* BEGIN Records for the task *

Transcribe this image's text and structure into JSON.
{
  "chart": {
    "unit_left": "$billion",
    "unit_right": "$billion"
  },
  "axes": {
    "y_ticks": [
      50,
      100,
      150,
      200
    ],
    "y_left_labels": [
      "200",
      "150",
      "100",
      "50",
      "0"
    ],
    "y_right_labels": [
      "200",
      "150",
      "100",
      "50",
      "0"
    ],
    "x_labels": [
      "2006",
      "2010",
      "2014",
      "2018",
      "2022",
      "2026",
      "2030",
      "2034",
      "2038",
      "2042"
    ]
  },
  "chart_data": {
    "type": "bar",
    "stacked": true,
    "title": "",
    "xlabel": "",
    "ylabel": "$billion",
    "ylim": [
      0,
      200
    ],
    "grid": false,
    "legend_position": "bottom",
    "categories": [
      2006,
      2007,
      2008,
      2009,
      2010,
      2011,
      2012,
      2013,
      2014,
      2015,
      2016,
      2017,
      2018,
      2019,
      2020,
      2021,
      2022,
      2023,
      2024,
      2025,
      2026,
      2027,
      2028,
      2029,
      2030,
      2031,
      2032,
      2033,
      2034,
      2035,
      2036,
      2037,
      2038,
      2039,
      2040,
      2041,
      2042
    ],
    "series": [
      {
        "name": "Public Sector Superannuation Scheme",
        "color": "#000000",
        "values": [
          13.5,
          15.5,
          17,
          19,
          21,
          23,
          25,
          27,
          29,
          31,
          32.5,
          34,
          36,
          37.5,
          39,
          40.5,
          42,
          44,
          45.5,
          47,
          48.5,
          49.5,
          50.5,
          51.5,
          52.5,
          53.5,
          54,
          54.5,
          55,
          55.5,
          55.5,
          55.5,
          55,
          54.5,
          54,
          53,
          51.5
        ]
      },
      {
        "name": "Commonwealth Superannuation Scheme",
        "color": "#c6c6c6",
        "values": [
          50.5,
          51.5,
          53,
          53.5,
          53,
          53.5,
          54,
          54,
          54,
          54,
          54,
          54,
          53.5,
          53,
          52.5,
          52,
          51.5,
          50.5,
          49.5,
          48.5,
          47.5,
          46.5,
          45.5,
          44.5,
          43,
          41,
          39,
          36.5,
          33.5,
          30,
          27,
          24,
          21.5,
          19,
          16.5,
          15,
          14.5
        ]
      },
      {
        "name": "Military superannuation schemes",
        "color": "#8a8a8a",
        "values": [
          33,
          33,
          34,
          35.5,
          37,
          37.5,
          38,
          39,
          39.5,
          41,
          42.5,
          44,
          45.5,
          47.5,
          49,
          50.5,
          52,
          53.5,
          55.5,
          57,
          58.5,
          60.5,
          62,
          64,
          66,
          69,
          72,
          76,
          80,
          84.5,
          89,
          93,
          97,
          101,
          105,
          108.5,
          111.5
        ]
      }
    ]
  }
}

* END Records for the task *

Given task
Make an exact copy of the records.

Solved problem
Transcribe this image's text and structure into JSON.
{
  "chart": {
    "unit_left": "$billion",
    "unit_right": "$billion"
  },
  "axes": {
    "y_ticks": [
      50,
      100,
      150,
      200
    ],
    "y_left_labels": [
      "200",
      "150",
      "100",
      "50",
      "0"
    ],
    "y_right_labels": [
      "200",
      "150",
      "100",
      "50",
      "0"
    ],
    "x_labels": [
      "2006",
      "2010",
      "2014",
      "2018",
      "2022",
      "2026",
      "2030",
      "2034",
      "2038",
      "2042"
    ]
  },
  "chart_data": {
    "type": "bar",
    "stacked": true,
    "title": "",
    "xlabel": "",
    "ylabel": "$billion",
    "ylim": [
      0,
      200
    ],
    "grid": false,
    "legend_position": "bottom",
    "categories": [
      2006,
      2007,
      2008,
      2009,
      2010,
      2011,
      2012,
      2013,
      2014,
      2015,
      2016,
      2017,
      2018,
      2019,
      2020,
      2021,
      2022,
      2023,
      2024,
      2025,
      2026,
      2027,
      2028,
      2029,
      2030,
      2031,
      2032,
      2033,
      2034,
      2035,
      2036,
      2037,
      2038,
      2039,
      2040,
      2041,
      2042
    ],
    "series": [
      {
        "name": "Public Sector Superannuation Scheme",
        "color": "#000000",
        "values": [
          13.5,
          15.5,
          17,
          19,
          21,
          23,
          25,
          27,
          29,
          31,
          32.5,
          34,
          36,
          37.5,
          39,
          40.5,
          42,
          44,
          45.5,
          47,
          48.5,
          49.5,
          50.5,
          51.5,
          52.5,
          53.5,
          54,
          54.5,
          55,
          55.5,
          55.5,
          55.5,
          55,
          54.5,
          54,
          53,
          51.5
        ]
      },
      {
        "name": "Commonwealth Superannuation Scheme",
        "color": "#c6c6c6",
        "values": [
          50.5,
          51.5,
          53,
          53.5,
          53,
          53.5,
          54,
          54,
          54,
          54,
          54,
          54,
          53.5,
          53,
          52.5,
          52,
          51.5,
          50.5,
          49.5,
          48.5,
          47.5,
          46.5,
          45.5,
          44.5,
          43,
          41,
          39,
          36.5,
          33.5,
          30,
          27,
          24,
          21.5,
          19,
          16.5,
          15,
          14.5
        ]
      },
      {
        "name": "Military superannuation schemes",
        "color": "#8a8a8a",
        "values": [
          33,
          33,
          34,
          35.5,
          37,
          37.5,
          38,
          39,
          39.5,
          41,
          42.5,
          44,
          45.5,
          47.5,
          49,
          50.5,
          52,
          53.5,
          55.5,
          57,
          58.5,
          60.5,
          62,
          64,
          66,
          69,
          72,
          76,
          80,
          84.5,
          89,
          93,
          97,
          101,
          105,
          108.5,
          111.5
        ]
      }
    ]
  }
}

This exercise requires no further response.